(Recorded data)
**********
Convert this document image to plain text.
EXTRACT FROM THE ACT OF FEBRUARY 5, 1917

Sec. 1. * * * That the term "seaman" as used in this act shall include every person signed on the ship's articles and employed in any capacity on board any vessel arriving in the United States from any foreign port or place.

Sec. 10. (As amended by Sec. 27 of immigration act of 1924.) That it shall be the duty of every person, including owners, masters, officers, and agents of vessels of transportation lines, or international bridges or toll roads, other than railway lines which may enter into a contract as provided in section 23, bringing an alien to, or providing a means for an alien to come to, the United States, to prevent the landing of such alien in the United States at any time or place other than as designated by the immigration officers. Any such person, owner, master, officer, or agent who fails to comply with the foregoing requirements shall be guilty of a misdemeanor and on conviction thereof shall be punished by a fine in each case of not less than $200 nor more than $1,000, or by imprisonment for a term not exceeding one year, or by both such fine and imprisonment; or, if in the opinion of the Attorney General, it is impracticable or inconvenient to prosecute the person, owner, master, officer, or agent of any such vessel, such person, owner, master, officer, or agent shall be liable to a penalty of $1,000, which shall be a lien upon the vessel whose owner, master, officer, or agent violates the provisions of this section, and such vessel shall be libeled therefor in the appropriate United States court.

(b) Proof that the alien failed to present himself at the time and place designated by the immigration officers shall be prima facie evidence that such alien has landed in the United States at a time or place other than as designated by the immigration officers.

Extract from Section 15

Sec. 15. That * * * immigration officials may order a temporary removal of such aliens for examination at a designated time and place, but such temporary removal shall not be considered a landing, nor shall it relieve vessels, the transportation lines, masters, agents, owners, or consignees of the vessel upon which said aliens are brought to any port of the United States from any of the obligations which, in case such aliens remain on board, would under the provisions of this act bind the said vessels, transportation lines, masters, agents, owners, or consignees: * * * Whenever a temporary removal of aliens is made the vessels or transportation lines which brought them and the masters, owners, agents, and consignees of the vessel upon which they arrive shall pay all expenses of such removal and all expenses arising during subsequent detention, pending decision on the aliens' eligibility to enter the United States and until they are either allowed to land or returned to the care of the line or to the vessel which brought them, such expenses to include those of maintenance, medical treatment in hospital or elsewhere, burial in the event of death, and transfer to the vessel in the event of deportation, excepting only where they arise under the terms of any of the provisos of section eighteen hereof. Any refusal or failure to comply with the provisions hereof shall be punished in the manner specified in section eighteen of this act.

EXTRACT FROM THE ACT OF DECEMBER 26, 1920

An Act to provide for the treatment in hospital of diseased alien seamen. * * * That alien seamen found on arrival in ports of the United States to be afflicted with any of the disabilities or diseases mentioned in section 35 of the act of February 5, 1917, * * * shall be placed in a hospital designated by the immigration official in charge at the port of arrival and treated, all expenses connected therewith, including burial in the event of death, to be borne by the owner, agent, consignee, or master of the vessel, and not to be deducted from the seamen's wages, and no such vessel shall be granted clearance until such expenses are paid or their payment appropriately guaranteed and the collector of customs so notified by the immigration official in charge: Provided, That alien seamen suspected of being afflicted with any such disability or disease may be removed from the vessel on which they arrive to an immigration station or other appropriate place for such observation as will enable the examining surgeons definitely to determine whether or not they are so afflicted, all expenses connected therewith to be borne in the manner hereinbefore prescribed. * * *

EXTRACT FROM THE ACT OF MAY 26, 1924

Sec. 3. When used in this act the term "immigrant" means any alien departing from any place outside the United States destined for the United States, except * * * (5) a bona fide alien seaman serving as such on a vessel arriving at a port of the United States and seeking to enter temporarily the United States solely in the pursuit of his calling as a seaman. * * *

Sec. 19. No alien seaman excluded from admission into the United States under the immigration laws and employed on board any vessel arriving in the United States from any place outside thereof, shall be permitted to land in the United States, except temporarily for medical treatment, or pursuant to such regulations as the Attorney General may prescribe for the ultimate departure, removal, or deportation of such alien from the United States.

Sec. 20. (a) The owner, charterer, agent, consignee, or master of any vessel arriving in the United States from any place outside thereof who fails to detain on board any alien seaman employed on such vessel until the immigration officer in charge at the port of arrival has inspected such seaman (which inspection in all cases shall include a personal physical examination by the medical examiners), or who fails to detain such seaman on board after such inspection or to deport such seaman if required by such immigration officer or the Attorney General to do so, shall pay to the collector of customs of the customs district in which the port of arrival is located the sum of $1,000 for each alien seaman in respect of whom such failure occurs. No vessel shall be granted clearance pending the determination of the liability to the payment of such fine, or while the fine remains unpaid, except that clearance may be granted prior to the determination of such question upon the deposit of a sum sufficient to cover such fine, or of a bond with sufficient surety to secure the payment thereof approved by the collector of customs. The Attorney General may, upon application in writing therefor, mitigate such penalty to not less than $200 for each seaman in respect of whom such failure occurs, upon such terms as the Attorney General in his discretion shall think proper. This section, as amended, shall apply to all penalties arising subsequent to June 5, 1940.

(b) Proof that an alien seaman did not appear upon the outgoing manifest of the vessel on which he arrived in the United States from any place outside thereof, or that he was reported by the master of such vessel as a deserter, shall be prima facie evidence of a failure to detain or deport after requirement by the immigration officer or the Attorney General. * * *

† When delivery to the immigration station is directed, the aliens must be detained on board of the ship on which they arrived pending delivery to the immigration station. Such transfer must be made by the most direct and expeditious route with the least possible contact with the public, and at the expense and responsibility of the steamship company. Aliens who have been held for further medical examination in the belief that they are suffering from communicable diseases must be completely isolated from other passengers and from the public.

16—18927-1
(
**********
TASK PROMPT
Copy out the data shown above without altering anything.

WRITTEN REPLY
Convert this document image to plain text.
EXTRACT FROM THE ACT OF FEBRUARY 5, 1917

Sec. 1. * * * That the term "seaman" as used in this act shall include every person signed on the ship's articles and employed in any capacity on board any vessel arriving in the United States from any foreign port or place.

Sec. 10. (As amended by Sec. 27 of immigration act of 1924.) That it shall be the duty of every person, including owners, masters, officers, and agents of vessels of transportation lines, or international bridges or toll roads, other than railway lines which may enter into a contract as provided in section 23, bringing an alien to, or providing a means for an alien to come to, the United States, to prevent the landing of such alien in the United States at any time or place other than as designated by the immigration officers. Any such person, owner, master, officer, or agent who fails to comply with the foregoing requirements shall be guilty of a misdemeanor and on conviction thereof shall be punished by a fine in each case of not less than $200 nor more than $1,000, or by imprisonment for a term not exceeding one year, or by both such fine and imprisonment; or, if in the opinion of the Attorney General, it is impracticable or inconvenient to prosecute the person, owner, master, officer, or agent of any such vessel, such person, owner, master, officer, or agent shall be liable to a penalty of $1,000, which shall be a lien upon the vessel whose owner, master, officer, or agent violates the provisions of this section, and such vessel shall be libeled therefor in the appropriate United States court.

(b) Proof that the alien failed to present himself at the time and place designated by the immigration officers shall be prima facie evidence that such alien has landed in the United States at a time or place other than as designated by the immigration officers.

Extract from Section 15

Sec. 15. That * * * immigration officials may order a temporary removal of such aliens for examination at a designated time and place, but such temporary removal shall not be considered a landing, nor shall it relieve vessels, the transportation lines, masters, agents, owners, or consignees of the vessel upon which said aliens are brought to any port of the United States from any of the obligations which, in case such aliens remain on board, would under the provisions of this act bind the said vessels, transportation lines, masters, agents, owners, or consignees: * * * Whenever a temporary removal of aliens is made the vessels or transportation lines which brought them and the masters, owners, agents, and consignees of the vessel upon which they arrive shall pay all expenses of such removal and all expenses arising during subsequent detention, pending decision on the aliens' eligibility to enter the United States and until they are either allowed to land or returned to the care of the line or to the vessel which brought them, such expenses to include those of maintenance, medical treatment in hospital or elsewhere, burial in the event of death, and transfer to the vessel in the event of deportation, excepting only where they arise under the terms of any of the provisos of section eighteen hereof. Any refusal or failure to comply with the provisions hereof shall be punished in the manner specified in section eighteen of this act.

EXTRACT FROM THE ACT OF DECEMBER 26, 1920

An Act to provide for the treatment in hospital of diseased alien seamen. * * * That alien seamen found on arrival in ports of the United States to be afflicted with any of the disabilities or diseases mentioned in section 35 of the act of February 5, 1917, * * * shall be placed in a hospital designated by the immigration official in charge at the port of arrival and treated, all expenses connected therewith, including burial in the event of death, to be borne by the owner, agent, consignee, or master of the vessel, and not to be deducted from the seamen's wages, and no such vessel shall be granted clearance until such expenses are paid or their payment appropriately guaranteed and the collector of customs so notified by the immigration official in charge: Provided, That alien seamen suspected of being afflicted with any such disability or disease may be removed from the vessel on which they arrive to an immigration station or other appropriate place for such observation as will enable the examining surgeons definitely to determine whether or not they are so afflicted, all expenses connected therewith to be borne in the manner hereinbefore prescribed. * * *

EXTRACT FROM THE ACT OF MAY 26, 1924

Sec. 3. When used in this act the term "immigrant" means any alien departing from any place outside the United States destined for the United States, except * * * (5) a bona fide alien seaman serving as such on a vessel arriving at a port of the United States and seeking to enter temporarily the United States solely in the pursuit of his calling as a seaman. * * *

Sec. 19. No alien seaman excluded from admission into the United States under the immigration laws and employed on board any vessel arriving in the United States from any place outside thereof, shall be permitted to land in the United States, except temporarily for medical treatment, or pursuant to such regulations as the Attorney General may prescribe for the ultimate departure, removal, or deportation of such alien from the United States.

Sec. 20. (a) The owner, charterer, agent, consignee, or master of any vessel arriving in the United States from any place outside thereof who fails to detain on board any alien seaman employed on such vessel until the immigration officer in charge at the port of arrival has inspected such seaman (which inspection in all cases shall include a personal physical examination by the medical examiners), or who fails to detain such seaman on board after such inspection or to deport such seaman if required by such immigration officer or the Attorney General to do so, shall pay to the collector of customs of the customs district in which the port of arrival is located the sum of $1,000 for each alien seaman in respect of whom such failure occurs. No vessel shall be granted clearance pending the determination of the liability to the payment of such fine, or while the fine remains unpaid, except that clearance may be granted prior to the determination of such question upon the deposit of a sum sufficient to cover such fine, or of a bond with sufficient surety to secure the payment thereof approved by the collector of customs. The Attorney General may, upon application in writing therefor, mitigate such penalty to not less than $200 for each seaman in respect of whom such failure occurs, upon such terms as the Attorney General in his discretion shall think proper. This section, as amended, shall apply to all penalties arising subsequent to June 5, 1940.

(b) Proof that an alien seaman did not appear upon the outgoing manifest of the vessel on which he arrived in the United States from any place outside thereof, or that he was reported by the master of such vessel as a deserter, shall be prima facie evidence of a failure to detain or deport after requirement by the immigration officer or the Attorney General. * * *

† When delivery to the immigration station is directed, the aliens must be detained on board of the ship on which they arrived pending delivery to the immigration station. Such transfer must be made by the most direct and expeditious route with the least possible contact with the public, and at the expense and responsibility of the steamship company. Aliens who have been held for further medical examination in the belief that they are suffering from communicable diseases must be completely isolated from other passengers and from the public.

16—18927-1
(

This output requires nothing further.